### Set exercise
In the entries below, identify every line with the string "estátuas" and copy it.

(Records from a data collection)
· · · · · · ·
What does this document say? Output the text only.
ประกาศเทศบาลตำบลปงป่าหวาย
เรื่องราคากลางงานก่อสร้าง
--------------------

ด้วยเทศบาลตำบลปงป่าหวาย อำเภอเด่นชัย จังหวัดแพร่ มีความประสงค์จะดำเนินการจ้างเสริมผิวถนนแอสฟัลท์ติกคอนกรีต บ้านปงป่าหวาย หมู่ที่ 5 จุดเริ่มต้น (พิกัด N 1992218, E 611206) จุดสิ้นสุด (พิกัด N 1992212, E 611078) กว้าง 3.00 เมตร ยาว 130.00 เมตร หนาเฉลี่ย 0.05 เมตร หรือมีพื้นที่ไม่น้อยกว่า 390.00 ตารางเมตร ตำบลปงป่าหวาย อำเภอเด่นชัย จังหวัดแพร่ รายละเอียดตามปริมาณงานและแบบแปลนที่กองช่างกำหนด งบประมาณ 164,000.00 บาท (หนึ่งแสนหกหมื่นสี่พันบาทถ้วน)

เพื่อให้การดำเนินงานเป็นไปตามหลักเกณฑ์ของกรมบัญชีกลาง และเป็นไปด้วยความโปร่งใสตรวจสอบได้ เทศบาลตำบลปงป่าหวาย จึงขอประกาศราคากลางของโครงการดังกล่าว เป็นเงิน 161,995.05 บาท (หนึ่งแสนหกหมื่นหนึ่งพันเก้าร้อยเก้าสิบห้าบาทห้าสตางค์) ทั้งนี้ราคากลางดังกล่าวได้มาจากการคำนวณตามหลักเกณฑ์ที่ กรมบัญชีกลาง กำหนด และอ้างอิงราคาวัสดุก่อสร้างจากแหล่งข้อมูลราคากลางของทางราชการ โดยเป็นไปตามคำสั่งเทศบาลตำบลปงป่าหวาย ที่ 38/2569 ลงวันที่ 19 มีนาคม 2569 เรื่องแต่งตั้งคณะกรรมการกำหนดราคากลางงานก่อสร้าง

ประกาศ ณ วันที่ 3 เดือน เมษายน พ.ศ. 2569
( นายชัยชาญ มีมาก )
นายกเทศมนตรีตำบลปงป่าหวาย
· · · · · · ·
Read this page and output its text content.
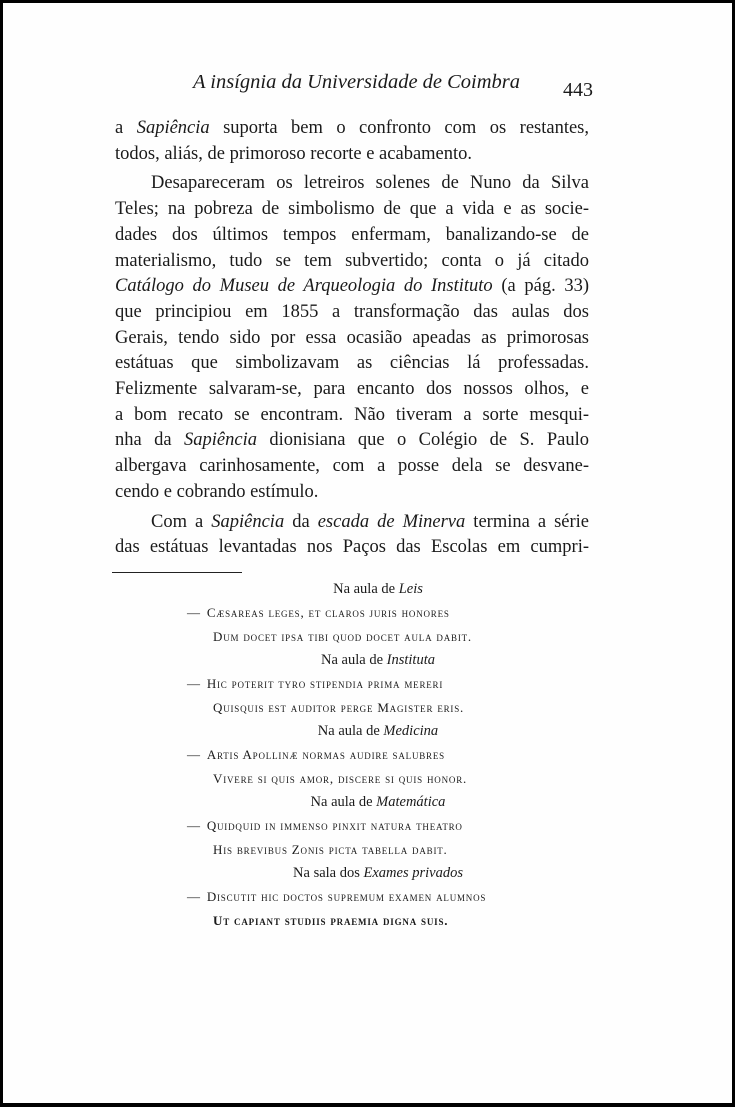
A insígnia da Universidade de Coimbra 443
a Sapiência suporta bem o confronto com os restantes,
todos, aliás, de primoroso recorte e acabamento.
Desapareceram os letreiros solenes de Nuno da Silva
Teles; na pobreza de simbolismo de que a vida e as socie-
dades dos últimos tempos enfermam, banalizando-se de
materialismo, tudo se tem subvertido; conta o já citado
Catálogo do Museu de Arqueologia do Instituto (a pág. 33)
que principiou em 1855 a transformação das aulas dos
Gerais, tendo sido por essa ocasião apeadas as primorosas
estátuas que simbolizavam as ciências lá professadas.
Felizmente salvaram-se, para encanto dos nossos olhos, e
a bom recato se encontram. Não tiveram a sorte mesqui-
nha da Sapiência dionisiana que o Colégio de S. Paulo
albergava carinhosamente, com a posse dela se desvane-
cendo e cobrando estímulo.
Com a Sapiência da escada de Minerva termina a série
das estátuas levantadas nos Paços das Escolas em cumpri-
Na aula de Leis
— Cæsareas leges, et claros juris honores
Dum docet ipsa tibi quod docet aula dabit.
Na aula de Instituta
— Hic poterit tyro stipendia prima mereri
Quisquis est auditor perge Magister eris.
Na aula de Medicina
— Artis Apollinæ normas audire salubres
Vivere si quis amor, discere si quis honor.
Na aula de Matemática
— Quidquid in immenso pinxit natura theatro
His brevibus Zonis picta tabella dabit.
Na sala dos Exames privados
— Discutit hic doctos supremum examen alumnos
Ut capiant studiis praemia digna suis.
· · · · · · ·
### Solution for this problem
estátuas que simbolizavam as ciências lá professadas.
das estátuas levantadas nos Paços das Escolas em cumpri-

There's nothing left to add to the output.